Aim of the exercise: Send back the records in full, character for character.

Data to process:
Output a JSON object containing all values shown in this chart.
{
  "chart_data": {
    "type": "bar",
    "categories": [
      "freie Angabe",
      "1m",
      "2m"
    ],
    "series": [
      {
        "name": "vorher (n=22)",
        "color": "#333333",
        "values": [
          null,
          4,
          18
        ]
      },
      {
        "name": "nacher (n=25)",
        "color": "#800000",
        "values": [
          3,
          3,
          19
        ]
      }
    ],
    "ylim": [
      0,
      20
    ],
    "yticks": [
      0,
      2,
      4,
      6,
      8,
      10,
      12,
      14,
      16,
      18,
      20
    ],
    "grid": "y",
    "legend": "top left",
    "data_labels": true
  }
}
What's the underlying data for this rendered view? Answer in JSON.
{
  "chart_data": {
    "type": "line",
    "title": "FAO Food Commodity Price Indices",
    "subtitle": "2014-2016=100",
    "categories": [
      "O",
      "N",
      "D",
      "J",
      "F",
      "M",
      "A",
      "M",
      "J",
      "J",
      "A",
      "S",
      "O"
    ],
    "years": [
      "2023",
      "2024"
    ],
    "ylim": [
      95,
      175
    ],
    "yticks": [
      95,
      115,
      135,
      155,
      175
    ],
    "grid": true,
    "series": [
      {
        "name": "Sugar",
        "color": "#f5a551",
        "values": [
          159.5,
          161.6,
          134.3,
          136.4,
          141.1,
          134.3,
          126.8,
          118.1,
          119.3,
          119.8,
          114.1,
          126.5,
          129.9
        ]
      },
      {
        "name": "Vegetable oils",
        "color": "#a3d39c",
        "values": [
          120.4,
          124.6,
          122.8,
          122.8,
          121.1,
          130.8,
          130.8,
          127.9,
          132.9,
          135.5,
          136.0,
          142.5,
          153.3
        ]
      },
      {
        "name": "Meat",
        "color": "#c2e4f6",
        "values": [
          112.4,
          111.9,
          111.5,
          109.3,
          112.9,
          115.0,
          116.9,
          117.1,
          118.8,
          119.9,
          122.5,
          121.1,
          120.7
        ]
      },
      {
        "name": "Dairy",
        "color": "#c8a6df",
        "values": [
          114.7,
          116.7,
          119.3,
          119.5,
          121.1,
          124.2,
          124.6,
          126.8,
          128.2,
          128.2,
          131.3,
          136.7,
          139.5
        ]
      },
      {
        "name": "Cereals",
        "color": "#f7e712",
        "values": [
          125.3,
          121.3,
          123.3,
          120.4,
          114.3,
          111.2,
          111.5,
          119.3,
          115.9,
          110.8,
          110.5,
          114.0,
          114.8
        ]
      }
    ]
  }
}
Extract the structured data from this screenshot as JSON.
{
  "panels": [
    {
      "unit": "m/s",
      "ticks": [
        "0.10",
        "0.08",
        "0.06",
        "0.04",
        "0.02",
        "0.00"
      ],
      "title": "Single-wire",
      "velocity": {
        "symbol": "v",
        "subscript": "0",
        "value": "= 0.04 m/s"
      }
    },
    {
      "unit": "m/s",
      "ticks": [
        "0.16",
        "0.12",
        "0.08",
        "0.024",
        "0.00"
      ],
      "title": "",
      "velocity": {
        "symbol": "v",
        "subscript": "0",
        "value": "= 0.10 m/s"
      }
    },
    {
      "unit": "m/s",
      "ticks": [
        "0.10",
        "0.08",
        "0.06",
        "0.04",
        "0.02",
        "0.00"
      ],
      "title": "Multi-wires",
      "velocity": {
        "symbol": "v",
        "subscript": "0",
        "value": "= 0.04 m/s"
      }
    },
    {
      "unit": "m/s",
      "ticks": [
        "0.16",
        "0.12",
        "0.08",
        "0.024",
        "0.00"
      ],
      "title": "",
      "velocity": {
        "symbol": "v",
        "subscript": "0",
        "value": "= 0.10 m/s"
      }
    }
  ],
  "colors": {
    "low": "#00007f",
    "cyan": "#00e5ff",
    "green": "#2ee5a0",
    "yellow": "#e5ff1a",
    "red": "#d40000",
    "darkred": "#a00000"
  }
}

Answer for this exercise:
Output a JSON object containing all values shown in this chart.
{
  "chart_data": {
    "type": "bar",
    "categories": [
      "freie Angabe",
      "1m",
      "2m"
    ],
    "series": [
      {
        "name": "vorher (n=22)",
        "color": "#333333",
        "values": [
          null,
          4,
          18
        ]
      },
      {
        "name": "nacher (n=25)",
        "color": "#800000",
        "values": [
          3,
          3,
          19
        ]
      }
    ],
    "ylim": [
      0,
      20
    ],
    "yticks": [
      0,
      2,
      4,
      6,
      8,
      10,
      12,
      14,
      16,
      18,
      20
    ],
    "grid": "y",
    "legend": "top left",
    "data_labels": true
  }
}
What's the underlying data for this rendered view? Answer in JSON.
{
  "chart_data": {
    "type": "line",
    "title": "FAO Food Commodity Price Indices",
    "subtitle": "2014-2016=100",
    "categories": [
      "O",
      "N",
      "D",
      "J",
      "F",
      "M",
      "A",
      "M",
      "J",
      "J",
      "A",
      "S",
      "O"
    ],
    "years": [
      "2023",
      "2024"
    ],
    "ylim": [
      95,
      175
    ],
    "yticks": [
      95,
      115,
      135,
      155,
      175
    ],
    "grid": true,
    "series": [
      {
        "name": "Sugar",
        "color": "#f5a551",
        "values": [
          159.5,
          161.6,
          134.3,
          136.4,
          141.1,
          134.3,
          126.8,
          118.1,
          119.3,
          119.8,
          114.1,
          126.5,
          129.9
        ]
      },
      {
        "name": "Vegetable oils",
        "color": "#a3d39c",
        "values": [
          120.4,
          124.6,
          122.8,
          122.8,
          121.1,
          130.8,
          130.8,
          127.9,
          132.9,
          135.5,
          136.0,
          142.5,
          153.3
        ]
      },
      {
        "name": "Meat",
        "color": "#c2e4f6",
        "values": [
          112.4,
          111.9,
          111.5,
          109.3,
          112.9,
          115.0,
          116.9,
          117.1,
          118.8,
          119.9,
          122.5,
          121.1,
          120.7
        ]
      },
      {
        "name": "Dairy",
        "color": "#c8a6df",
        "values": [
          114.7,
          116.7,
          119.3,
          119.5,
          121.1,
          124.2,
          124.6,
          126.8,
          128.2,
          128.2,
          131.3,
          136.7,
          139.5
        ]
      },
      {
        "name": "Cereals",
        "color": "#f7e712",
        "values": [
          125.3,
          121.3,
          123.3,
          120.4,
          114.3,
          111.2,
          111.5,
          119.3,
          115.9,
          110.8,
          110.5,
          114.0,
          114.8
        ]
      }
    ]
  }
}
Extract the structured data from this screenshot as JSON.
{
  "panels": [
    {
      "unit": "m/s",
      "ticks": [
        "0.10",
        "0.08",
        "0.06",
        "0.04",
        "0.02",
        "0.00"
      ],
      "title": "Single-wire",
      "velocity": {
        "symbol": "v",
        "subscript": "0",
        "value": "= 0.04 m/s"
      }
    },
    {
      "unit": "m/s",
      "ticks": [
        "0.16",
        "0.12",
        "0.08",
        "0.024",
        "0.00"
      ],
      "title": "",
      "velocity": {
        "symbol": "v",
        "subscript": "0",
        "value": "= 0.10 m/s"
      }
    },
    {
      "unit": "m/s",
      "ticks": [
        "0.10",
        "0.08",
        "0.06",
        "0.04",
        "0.02",
        "0.00"
      ],
      "title": "Multi-wires",
      "velocity": {
        "symbol": "v",
        "subscript": "0",
        "value": "= 0.04 m/s"
      }
    },
    {
      "unit": "m/s",
      "ticks": [
        "0.16",
        "0.12",
        "0.08",
        "0.024",
        "0.00"
      ],
      "title": "",
      "velocity": {
        "symbol": "v",
        "subscript": "0",
        "value": "= 0.10 m/s"
      }
    }
  ],
  "colors": {
    "low": "#00007f",
    "cyan": "#00e5ff",
    "green": "#2ee5a0",
    "yellow": "#e5ff1a",
    "red": "#d40000",
    "darkred": "#a00000"
  }
}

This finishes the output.